━━ SOURCE
2013-11-10 Thread Igor Korot
Simon,

On Sun, Nov 10, 2013 at 8:44 AM, Simon Slavin  wrote:
>
> On 10 Nov 2013, at 4:26pm, Igor Korot  wrote:
>
>> I'm updating the table when the program exit.
>
> There is not need to update the table.  In fact there's no need to store the 
> rank values at all.

There is.
Consider the fact that the user changes the rank and exit the program
with the saving. Then he select the option "Reset the league".
Where can I get the original rank from?

>
>> Now, I would expect for the max() function in this case to be
>> evaluated to 0 and not NULL.
>> This is plain mathematics: max value of nothing is nothing which
>> mathematically 0.
>
> No.  Max of nothing is nothing.  And the way you express 'nothing' in SQL is 
> NULL.  NULL is not 0 or 0.0.  NULL is not the empty string "".  NULL is not 
> the BLOB x''.  NULL means 'value missing'.
━━━━
━━ RECORD EXCERPTS
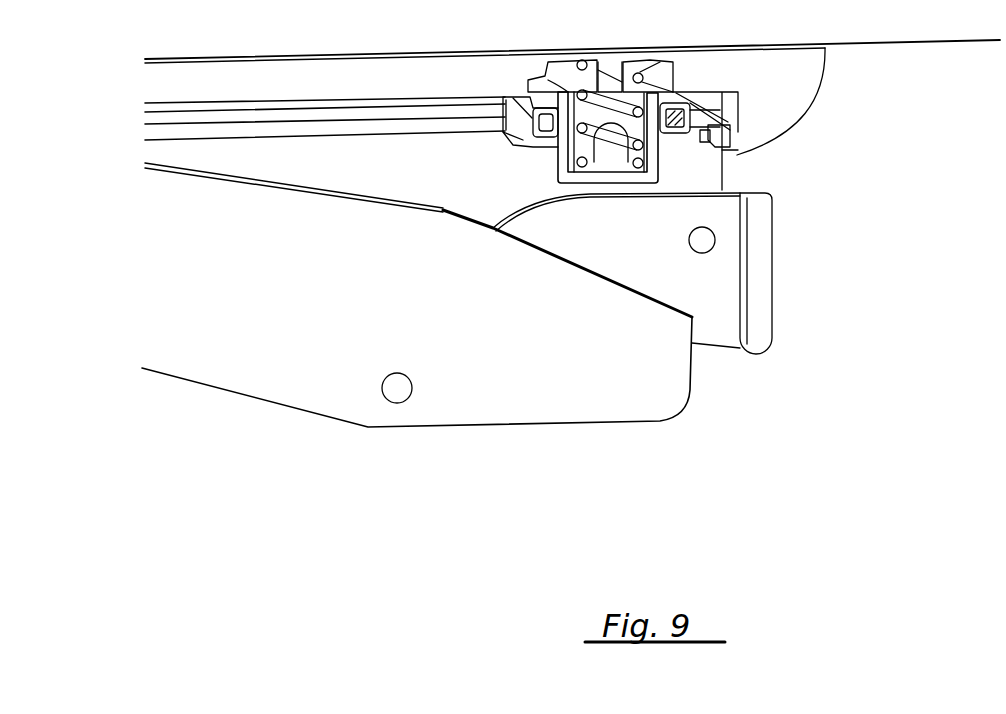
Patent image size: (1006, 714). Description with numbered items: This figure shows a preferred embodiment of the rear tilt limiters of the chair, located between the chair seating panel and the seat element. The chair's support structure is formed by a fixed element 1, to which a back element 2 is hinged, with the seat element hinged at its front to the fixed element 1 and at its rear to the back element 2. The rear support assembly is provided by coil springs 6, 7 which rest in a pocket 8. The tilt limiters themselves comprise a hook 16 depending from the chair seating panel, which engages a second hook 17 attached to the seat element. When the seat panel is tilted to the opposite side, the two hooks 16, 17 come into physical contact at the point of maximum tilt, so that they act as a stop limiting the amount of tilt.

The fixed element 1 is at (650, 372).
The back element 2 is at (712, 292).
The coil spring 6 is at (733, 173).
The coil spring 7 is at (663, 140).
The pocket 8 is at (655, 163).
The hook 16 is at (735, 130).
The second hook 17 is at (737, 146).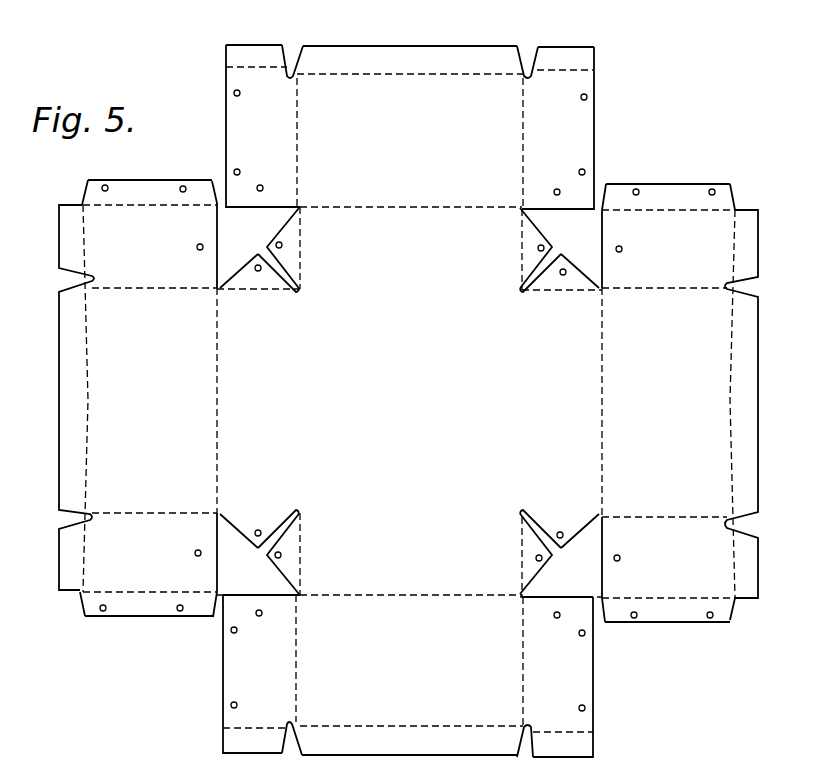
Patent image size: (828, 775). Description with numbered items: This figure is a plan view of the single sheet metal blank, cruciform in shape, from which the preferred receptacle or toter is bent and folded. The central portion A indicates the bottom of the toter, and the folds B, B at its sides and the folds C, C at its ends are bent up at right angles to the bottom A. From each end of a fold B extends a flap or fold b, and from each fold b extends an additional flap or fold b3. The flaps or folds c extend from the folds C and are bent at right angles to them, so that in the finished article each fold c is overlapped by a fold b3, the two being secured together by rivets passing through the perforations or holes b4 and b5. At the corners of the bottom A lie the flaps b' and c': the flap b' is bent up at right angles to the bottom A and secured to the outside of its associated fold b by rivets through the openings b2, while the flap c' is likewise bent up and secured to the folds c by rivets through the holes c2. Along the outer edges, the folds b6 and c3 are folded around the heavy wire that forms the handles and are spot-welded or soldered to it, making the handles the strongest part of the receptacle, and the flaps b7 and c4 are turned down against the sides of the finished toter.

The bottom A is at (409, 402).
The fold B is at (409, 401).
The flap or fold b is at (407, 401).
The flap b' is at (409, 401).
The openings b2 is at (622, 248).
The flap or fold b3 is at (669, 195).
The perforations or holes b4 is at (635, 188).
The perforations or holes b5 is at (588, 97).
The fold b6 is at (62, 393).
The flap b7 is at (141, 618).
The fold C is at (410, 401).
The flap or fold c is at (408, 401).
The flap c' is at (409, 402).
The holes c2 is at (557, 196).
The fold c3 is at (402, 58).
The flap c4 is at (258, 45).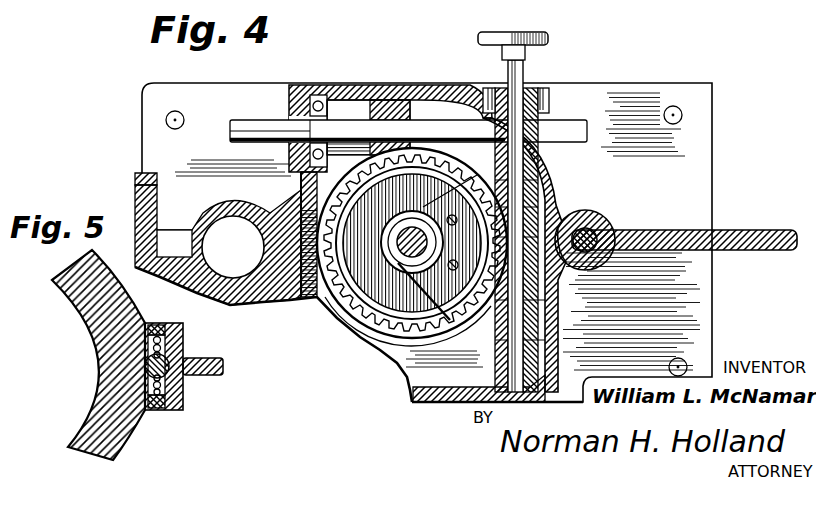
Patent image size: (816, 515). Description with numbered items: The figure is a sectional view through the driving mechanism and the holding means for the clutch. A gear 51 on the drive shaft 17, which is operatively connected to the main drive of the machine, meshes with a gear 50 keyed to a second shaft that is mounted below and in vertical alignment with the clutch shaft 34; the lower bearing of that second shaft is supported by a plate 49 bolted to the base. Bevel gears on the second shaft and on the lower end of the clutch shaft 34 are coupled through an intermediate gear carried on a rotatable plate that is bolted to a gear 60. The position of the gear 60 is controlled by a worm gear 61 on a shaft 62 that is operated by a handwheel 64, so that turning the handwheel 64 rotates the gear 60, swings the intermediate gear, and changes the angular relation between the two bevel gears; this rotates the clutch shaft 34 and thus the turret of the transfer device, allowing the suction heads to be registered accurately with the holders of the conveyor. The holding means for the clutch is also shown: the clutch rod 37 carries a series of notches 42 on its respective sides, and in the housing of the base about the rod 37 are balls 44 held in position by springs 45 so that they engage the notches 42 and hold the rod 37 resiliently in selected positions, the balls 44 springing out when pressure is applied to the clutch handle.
━━━━
━━ RECORD EXCERPTS
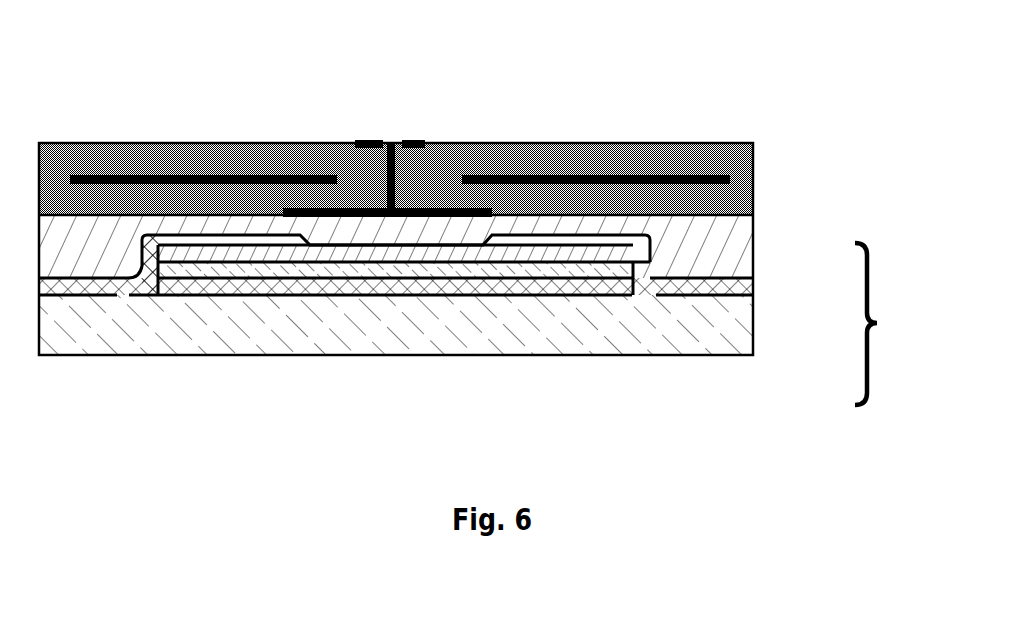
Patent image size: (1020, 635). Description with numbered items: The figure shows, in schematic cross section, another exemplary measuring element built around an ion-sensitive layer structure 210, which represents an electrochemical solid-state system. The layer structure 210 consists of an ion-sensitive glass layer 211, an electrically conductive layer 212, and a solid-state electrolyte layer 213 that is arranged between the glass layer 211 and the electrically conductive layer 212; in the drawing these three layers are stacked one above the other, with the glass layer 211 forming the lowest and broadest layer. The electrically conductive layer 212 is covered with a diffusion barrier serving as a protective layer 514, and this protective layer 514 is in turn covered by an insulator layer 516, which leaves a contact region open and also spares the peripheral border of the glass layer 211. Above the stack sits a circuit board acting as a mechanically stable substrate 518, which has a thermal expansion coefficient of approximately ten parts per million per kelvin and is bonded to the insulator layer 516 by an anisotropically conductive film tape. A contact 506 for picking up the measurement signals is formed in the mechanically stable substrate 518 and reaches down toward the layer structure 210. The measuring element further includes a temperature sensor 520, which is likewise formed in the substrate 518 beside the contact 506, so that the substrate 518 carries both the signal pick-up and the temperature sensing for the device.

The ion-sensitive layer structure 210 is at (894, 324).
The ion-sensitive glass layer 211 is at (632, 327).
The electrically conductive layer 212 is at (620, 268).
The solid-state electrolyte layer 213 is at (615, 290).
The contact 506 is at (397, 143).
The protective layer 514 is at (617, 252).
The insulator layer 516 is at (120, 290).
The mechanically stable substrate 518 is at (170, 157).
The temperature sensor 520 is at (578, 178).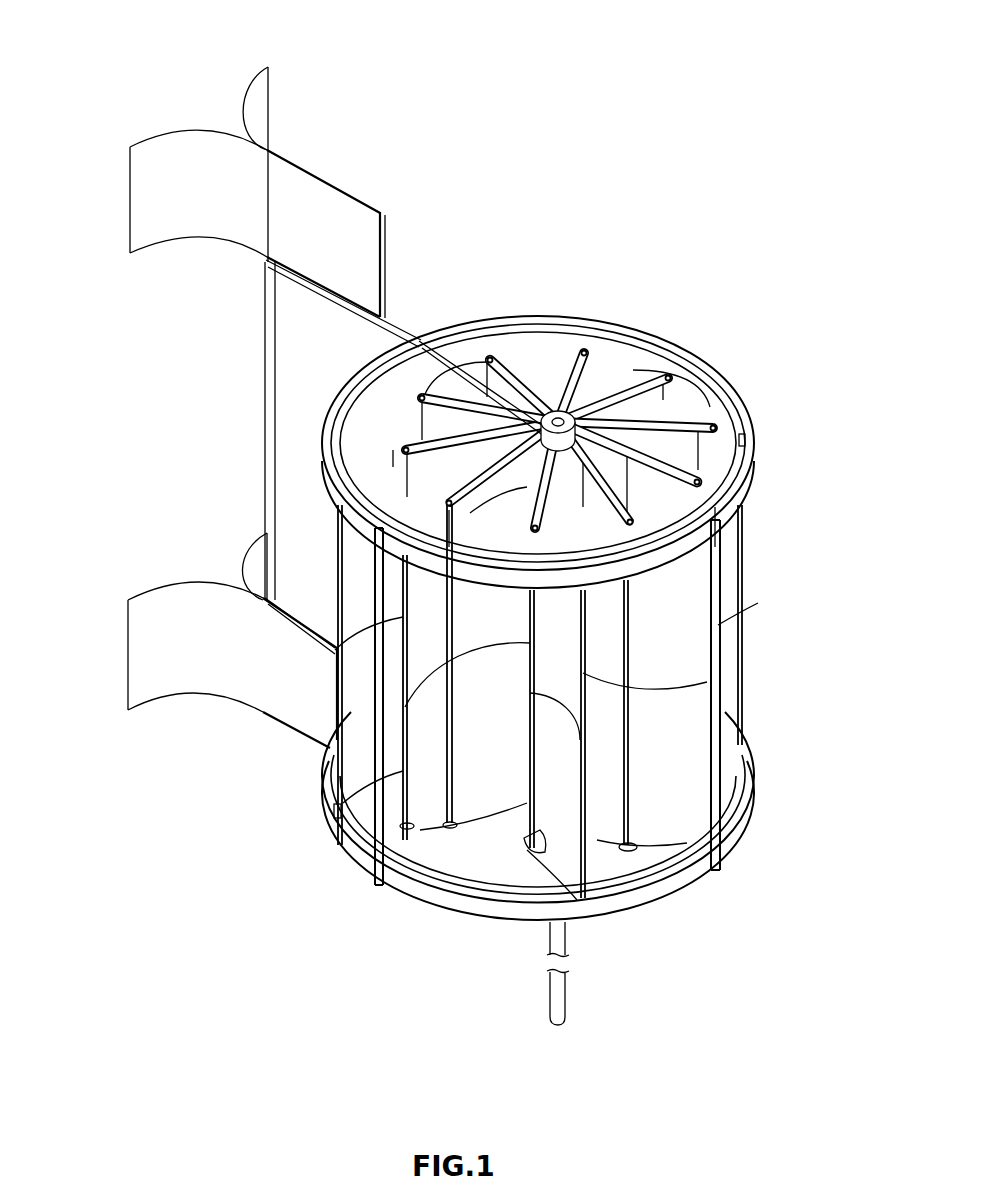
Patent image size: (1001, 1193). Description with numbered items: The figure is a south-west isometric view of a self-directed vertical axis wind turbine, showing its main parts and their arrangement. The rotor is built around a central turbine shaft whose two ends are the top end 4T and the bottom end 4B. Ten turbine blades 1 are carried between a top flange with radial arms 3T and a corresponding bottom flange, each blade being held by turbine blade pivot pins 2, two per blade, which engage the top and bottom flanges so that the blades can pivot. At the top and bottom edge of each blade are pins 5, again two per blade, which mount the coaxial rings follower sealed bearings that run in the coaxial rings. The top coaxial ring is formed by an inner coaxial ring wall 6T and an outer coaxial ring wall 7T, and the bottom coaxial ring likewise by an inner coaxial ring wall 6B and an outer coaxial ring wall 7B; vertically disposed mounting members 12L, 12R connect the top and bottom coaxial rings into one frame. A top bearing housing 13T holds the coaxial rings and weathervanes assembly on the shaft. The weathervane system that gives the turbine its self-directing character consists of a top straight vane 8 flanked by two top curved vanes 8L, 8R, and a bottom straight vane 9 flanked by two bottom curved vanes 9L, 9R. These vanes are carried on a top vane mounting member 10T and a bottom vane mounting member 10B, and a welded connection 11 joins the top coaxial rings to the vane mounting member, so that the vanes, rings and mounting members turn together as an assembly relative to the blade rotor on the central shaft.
━━━━
━━ RECORD EXCERPTS
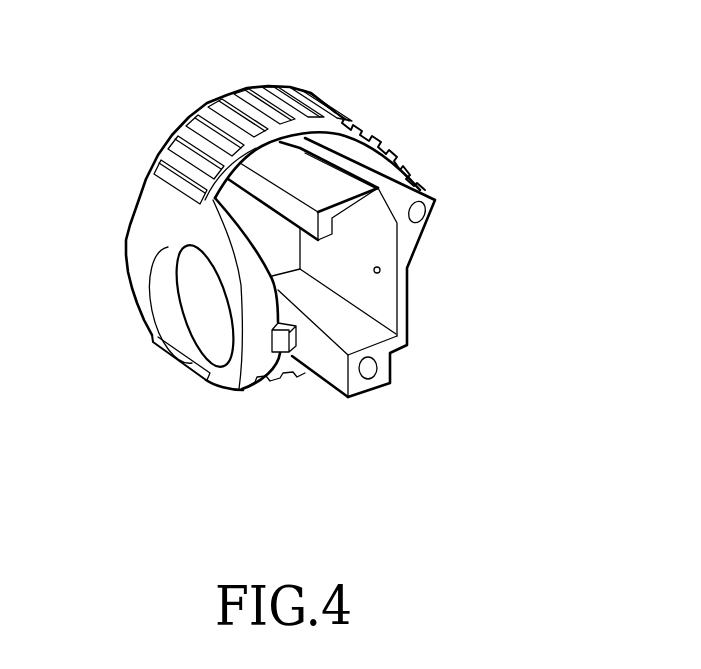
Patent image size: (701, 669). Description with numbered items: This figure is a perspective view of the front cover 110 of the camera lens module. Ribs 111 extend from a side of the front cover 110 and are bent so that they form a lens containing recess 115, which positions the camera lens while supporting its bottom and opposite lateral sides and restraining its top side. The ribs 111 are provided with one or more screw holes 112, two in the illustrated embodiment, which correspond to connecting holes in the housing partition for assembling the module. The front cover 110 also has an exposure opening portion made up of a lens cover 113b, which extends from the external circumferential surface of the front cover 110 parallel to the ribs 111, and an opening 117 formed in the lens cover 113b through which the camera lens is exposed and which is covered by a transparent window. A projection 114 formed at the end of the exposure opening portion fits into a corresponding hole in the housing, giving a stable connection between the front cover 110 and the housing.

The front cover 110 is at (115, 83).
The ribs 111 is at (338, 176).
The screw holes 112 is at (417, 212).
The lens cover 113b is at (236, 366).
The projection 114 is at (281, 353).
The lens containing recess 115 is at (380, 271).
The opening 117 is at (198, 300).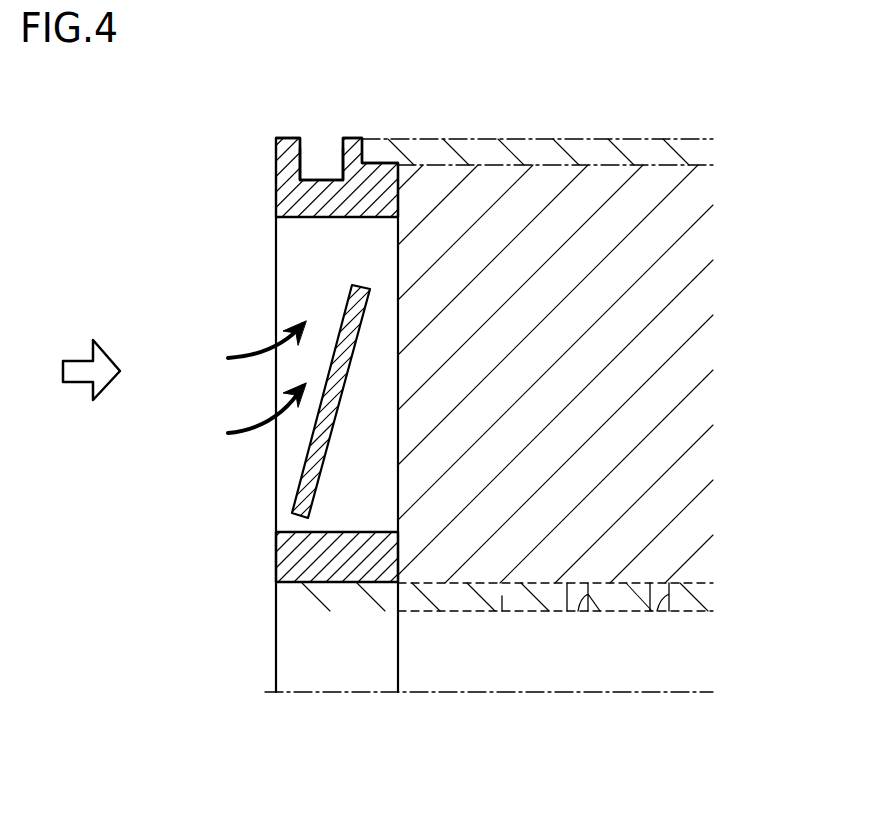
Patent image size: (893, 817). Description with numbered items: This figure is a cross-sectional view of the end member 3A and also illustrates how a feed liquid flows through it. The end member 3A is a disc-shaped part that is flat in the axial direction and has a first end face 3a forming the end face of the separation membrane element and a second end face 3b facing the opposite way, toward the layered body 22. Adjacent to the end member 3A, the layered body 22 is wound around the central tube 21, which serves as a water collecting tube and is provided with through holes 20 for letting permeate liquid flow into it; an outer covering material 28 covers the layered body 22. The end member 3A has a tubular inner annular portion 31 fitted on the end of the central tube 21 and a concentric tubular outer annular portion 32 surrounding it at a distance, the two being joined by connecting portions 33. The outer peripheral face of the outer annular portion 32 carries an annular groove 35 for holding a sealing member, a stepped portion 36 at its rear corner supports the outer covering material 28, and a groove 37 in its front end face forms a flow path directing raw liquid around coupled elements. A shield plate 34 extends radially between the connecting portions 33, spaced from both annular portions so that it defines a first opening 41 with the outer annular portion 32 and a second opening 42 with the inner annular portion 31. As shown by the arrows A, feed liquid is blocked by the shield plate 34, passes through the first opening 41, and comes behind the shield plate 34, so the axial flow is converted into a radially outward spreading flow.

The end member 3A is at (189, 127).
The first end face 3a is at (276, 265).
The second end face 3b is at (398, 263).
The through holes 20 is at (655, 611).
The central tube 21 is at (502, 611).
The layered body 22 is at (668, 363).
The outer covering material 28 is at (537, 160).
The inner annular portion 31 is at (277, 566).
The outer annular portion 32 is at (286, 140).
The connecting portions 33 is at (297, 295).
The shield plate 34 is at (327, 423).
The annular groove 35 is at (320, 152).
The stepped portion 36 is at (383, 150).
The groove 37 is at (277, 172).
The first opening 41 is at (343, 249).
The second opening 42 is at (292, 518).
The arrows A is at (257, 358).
━━━━
▶ _SET EXERCISE 1_:
In the email thread about max() and NULL, what does Simon Slavin say NULL means?
▶ _SET EXERCISE 2_:
Please extend the email thread about max() and NULL from the point where it stops.

▶ _FINAL ANSWER 1_:
NULL means "value missing."

▶ _FINAL ANSWER 2_:
>
> As another contributor to the thread noted, suppose you have a list of any 
> number of values.  You remove them one by one.  At each stage, the maximum of 
> the remaining list can only remain the same or get smaller.  Why should 
> removing the last number somehow /increase/ the maximum of a list ?  Now 
> suppose your list is -18, -41, -23 and you remove them in any order.

Well from strictly mathematical point of view maximum or minimum of
nothing is nothing. And since nothing is 0, than it is zero.

Thank you.

>
> Simon.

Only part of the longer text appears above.